■ Task instructions: Copy each line of the material below that includes the string "People".

■ Records shown:

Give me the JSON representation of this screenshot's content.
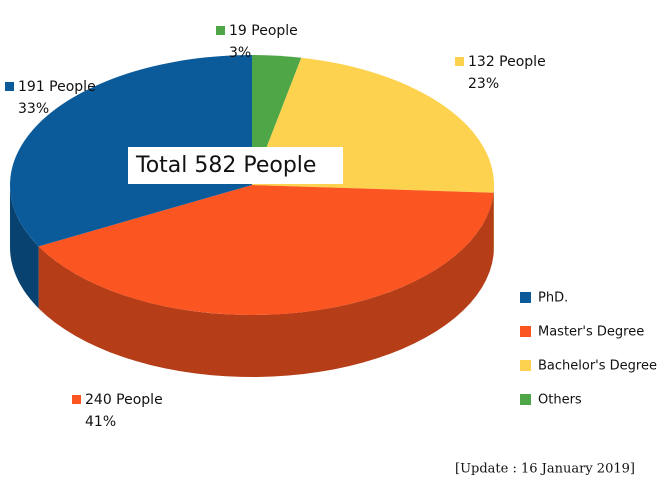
{
  "chart_data": {
    "type": "pie3d",
    "total_label": "Total 582 People",
    "note": "[Update : 16 January 2019]",
    "categories": [
      "PhD.",
      "Master's Degree",
      "Bachelor's Degree",
      "Others"
    ],
    "values": [
      191,
      240,
      132,
      19
    ],
    "value_labels": [
      "191 People",
      "240 People",
      "132 People",
      "19 People"
    ],
    "percents": [
      33,
      41,
      23,
      3
    ],
    "percent_labels": [
      "33%",
      "41%",
      "23%",
      "3%"
    ],
    "colors": [
      "#0b5b9b",
      "#fb5522",
      "#fdd24e",
      "#4fa647"
    ]
  }
}
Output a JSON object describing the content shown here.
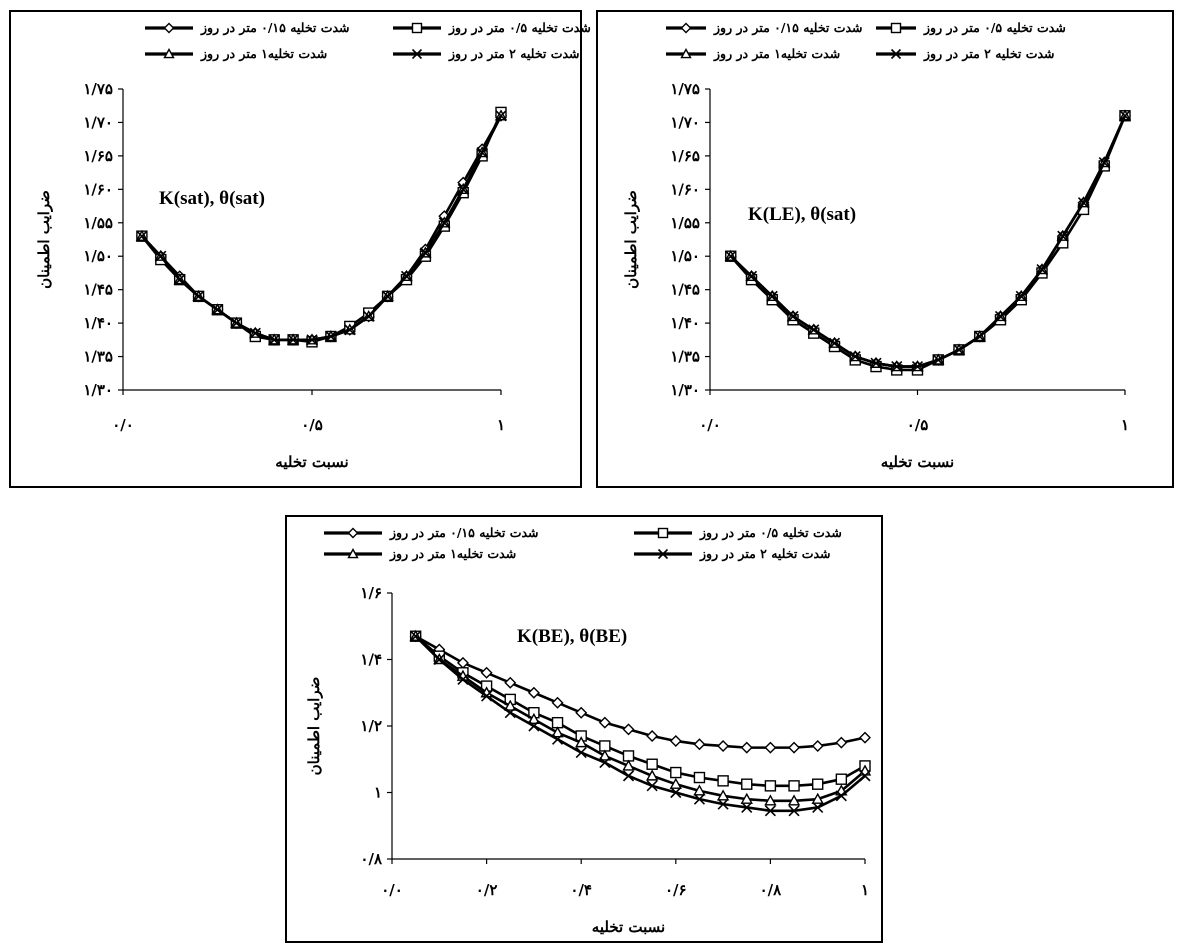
{
  "legend_labels": [
    "شدت تخلیه ۰/۱۵ متر در روز",
    "شدت تخلیه ۰/۵ متر در روز",
    "شدت تخلیه۱ متر در روز",
    "شدت تخلیه ۲ متر در روز"
  ],
  "chart_data": [
    {
      "type": "line",
      "annotation": "K(sat), θ(sat)",
      "xlabel": "نسبت تخلیه",
      "ylabel": "ضرایب اطمینان",
      "xlim": [
        0,
        1
      ],
      "ylim": [
        1.3,
        1.75
      ],
      "x_ticks": [
        0,
        0.5,
        1
      ],
      "x_tick_labels": [
        "۰/۰",
        "۰/۵",
        "۱"
      ],
      "y_ticks": [
        1.3,
        1.35,
        1.4,
        1.45,
        1.5,
        1.55,
        1.6,
        1.65,
        1.7,
        1.75
      ],
      "y_tick_labels": [
        "۱/۳۰",
        "۱/۳۵",
        "۱/۴۰",
        "۱/۴۵",
        "۱/۵۰",
        "۱/۵۵",
        "۱/۶۰",
        "۱/۶۵",
        "۱/۷۰",
        "۱/۷۵"
      ],
      "x": [
        0.05,
        0.1,
        0.15,
        0.2,
        0.25,
        0.3,
        0.35,
        0.4,
        0.45,
        0.5,
        0.55,
        0.6,
        0.65,
        0.7,
        0.75,
        0.8,
        0.85,
        0.9,
        0.95,
        1.0
      ],
      "series": [
        {
          "name": "شدت تخلیه ۰/۱۵ متر در روز",
          "marker": "diamond",
          "values": [
            1.53,
            1.5,
            1.47,
            1.44,
            1.42,
            1.4,
            1.385,
            1.375,
            1.375,
            1.375,
            1.38,
            1.39,
            1.41,
            1.44,
            1.47,
            1.51,
            1.56,
            1.61,
            1.66,
            1.71
          ]
        },
        {
          "name": "شدت تخلیه ۰/۵ متر در روز",
          "marker": "square",
          "values": [
            1.53,
            1.495,
            1.465,
            1.44,
            1.42,
            1.4,
            1.38,
            1.375,
            1.375,
            1.372,
            1.38,
            1.395,
            1.415,
            1.44,
            1.465,
            1.5,
            1.545,
            1.595,
            1.65,
            1.715
          ]
        },
        {
          "name": "شدت تخلیه۱ متر در روز",
          "marker": "triangle",
          "values": [
            1.53,
            1.5,
            1.465,
            1.44,
            1.42,
            1.4,
            1.385,
            1.375,
            1.375,
            1.375,
            1.38,
            1.39,
            1.41,
            1.44,
            1.47,
            1.505,
            1.55,
            1.6,
            1.655,
            1.71
          ]
        },
        {
          "name": "شدت تخلیه ۲ متر در روز",
          "marker": "x",
          "values": [
            1.53,
            1.5,
            1.465,
            1.44,
            1.42,
            1.4,
            1.385,
            1.375,
            1.375,
            1.375,
            1.38,
            1.39,
            1.41,
            1.44,
            1.47,
            1.505,
            1.55,
            1.6,
            1.655,
            1.71
          ]
        }
      ]
    },
    {
      "type": "line",
      "annotation": "K(LE), θ(sat)",
      "xlabel": "نسبت تخلیه",
      "ylabel": "ضرایب اطمینان",
      "xlim": [
        0,
        1
      ],
      "ylim": [
        1.3,
        1.75
      ],
      "x_ticks": [
        0,
        0.5,
        1
      ],
      "x_tick_labels": [
        "۰/۰",
        "۰/۵",
        "۱"
      ],
      "y_ticks": [
        1.3,
        1.35,
        1.4,
        1.45,
        1.5,
        1.55,
        1.6,
        1.65,
        1.7,
        1.75
      ],
      "y_tick_labels": [
        "۱/۳۰",
        "۱/۳۵",
        "۱/۴۰",
        "۱/۴۵",
        "۱/۵۰",
        "۱/۵۵",
        "۱/۶۰",
        "۱/۶۵",
        "۱/۷۰",
        "۱/۷۵"
      ],
      "x": [
        0.05,
        0.1,
        0.15,
        0.2,
        0.25,
        0.3,
        0.35,
        0.4,
        0.45,
        0.5,
        0.55,
        0.6,
        0.65,
        0.7,
        0.75,
        0.8,
        0.85,
        0.9,
        0.95,
        1.0
      ],
      "series": [
        {
          "name": "شدت تخلیه ۰/۱۵ متر در روز",
          "marker": "diamond",
          "values": [
            1.5,
            1.47,
            1.44,
            1.41,
            1.39,
            1.37,
            1.35,
            1.34,
            1.335,
            1.335,
            1.345,
            1.36,
            1.38,
            1.41,
            1.44,
            1.48,
            1.53,
            1.58,
            1.64,
            1.71
          ]
        },
        {
          "name": "شدت تخلیه ۰/۵ متر در روز",
          "marker": "square",
          "values": [
            1.5,
            1.465,
            1.435,
            1.405,
            1.385,
            1.365,
            1.345,
            1.335,
            1.33,
            1.33,
            1.345,
            1.36,
            1.38,
            1.405,
            1.435,
            1.475,
            1.52,
            1.57,
            1.635,
            1.71
          ]
        },
        {
          "name": "شدت تخلیه۱ متر در روز",
          "marker": "triangle",
          "values": [
            1.5,
            1.47,
            1.44,
            1.41,
            1.39,
            1.37,
            1.35,
            1.34,
            1.335,
            1.335,
            1.345,
            1.36,
            1.38,
            1.41,
            1.44,
            1.48,
            1.53,
            1.58,
            1.64,
            1.71
          ]
        },
        {
          "name": "شدت تخلیه ۲ متر در روز",
          "marker": "x",
          "values": [
            1.5,
            1.47,
            1.44,
            1.41,
            1.39,
            1.37,
            1.35,
            1.34,
            1.335,
            1.335,
            1.345,
            1.36,
            1.38,
            1.41,
            1.44,
            1.48,
            1.53,
            1.58,
            1.64,
            1.71
          ]
        }
      ]
    },
    {
      "type": "line",
      "annotation": "K(BE), θ(BE)",
      "xlabel": "نسبت تخلیه",
      "ylabel": "ضرایب اطمینان",
      "xlim": [
        0,
        1
      ],
      "ylim": [
        0.8,
        1.6
      ],
      "x_ticks": [
        0,
        0.2,
        0.4,
        0.6,
        0.8,
        1
      ],
      "x_tick_labels": [
        "۰/۰",
        "۰/۲",
        "۰/۴",
        "۰/۶",
        "۰/۸",
        "۱"
      ],
      "y_ticks": [
        0.8,
        1.0,
        1.2,
        1.4,
        1.6
      ],
      "y_tick_labels": [
        "۰/۸",
        "۱",
        "۱/۲",
        "۱/۴",
        "۱/۶"
      ],
      "x": [
        0.05,
        0.1,
        0.15,
        0.2,
        0.25,
        0.3,
        0.35,
        0.4,
        0.45,
        0.5,
        0.55,
        0.6,
        0.65,
        0.7,
        0.75,
        0.8,
        0.85,
        0.9,
        0.95,
        1.0
      ],
      "series": [
        {
          "name": "شدت تخلیه ۰/۱۵ متر در روز",
          "marker": "diamond",
          "values": [
            1.47,
            1.43,
            1.39,
            1.36,
            1.33,
            1.3,
            1.27,
            1.24,
            1.21,
            1.19,
            1.17,
            1.155,
            1.145,
            1.14,
            1.135,
            1.135,
            1.135,
            1.14,
            1.15,
            1.165
          ]
        },
        {
          "name": "شدت تخلیه ۰/۵ متر در روز",
          "marker": "square",
          "values": [
            1.47,
            1.41,
            1.36,
            1.32,
            1.28,
            1.24,
            1.21,
            1.17,
            1.14,
            1.11,
            1.085,
            1.06,
            1.045,
            1.035,
            1.025,
            1.02,
            1.02,
            1.025,
            1.04,
            1.08
          ]
        },
        {
          "name": "شدت تخلیه۱ متر در روز",
          "marker": "triangle",
          "values": [
            1.47,
            1.4,
            1.35,
            1.3,
            1.26,
            1.22,
            1.18,
            1.15,
            1.11,
            1.08,
            1.05,
            1.025,
            1.005,
            0.99,
            0.98,
            0.975,
            0.975,
            0.98,
            1.005,
            1.065
          ]
        },
        {
          "name": "شدت تخلیه ۲ متر در روز",
          "marker": "x",
          "values": [
            1.47,
            1.4,
            1.34,
            1.29,
            1.24,
            1.2,
            1.16,
            1.12,
            1.09,
            1.05,
            1.02,
            1.0,
            0.98,
            0.965,
            0.955,
            0.945,
            0.945,
            0.955,
            0.99,
            1.05
          ]
        }
      ]
    }
  ]
}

■ Solution for this problem:
    "total_label": "Total 582 People",
      "191 People",
      "240 People",
      "132 People",
      "19 People"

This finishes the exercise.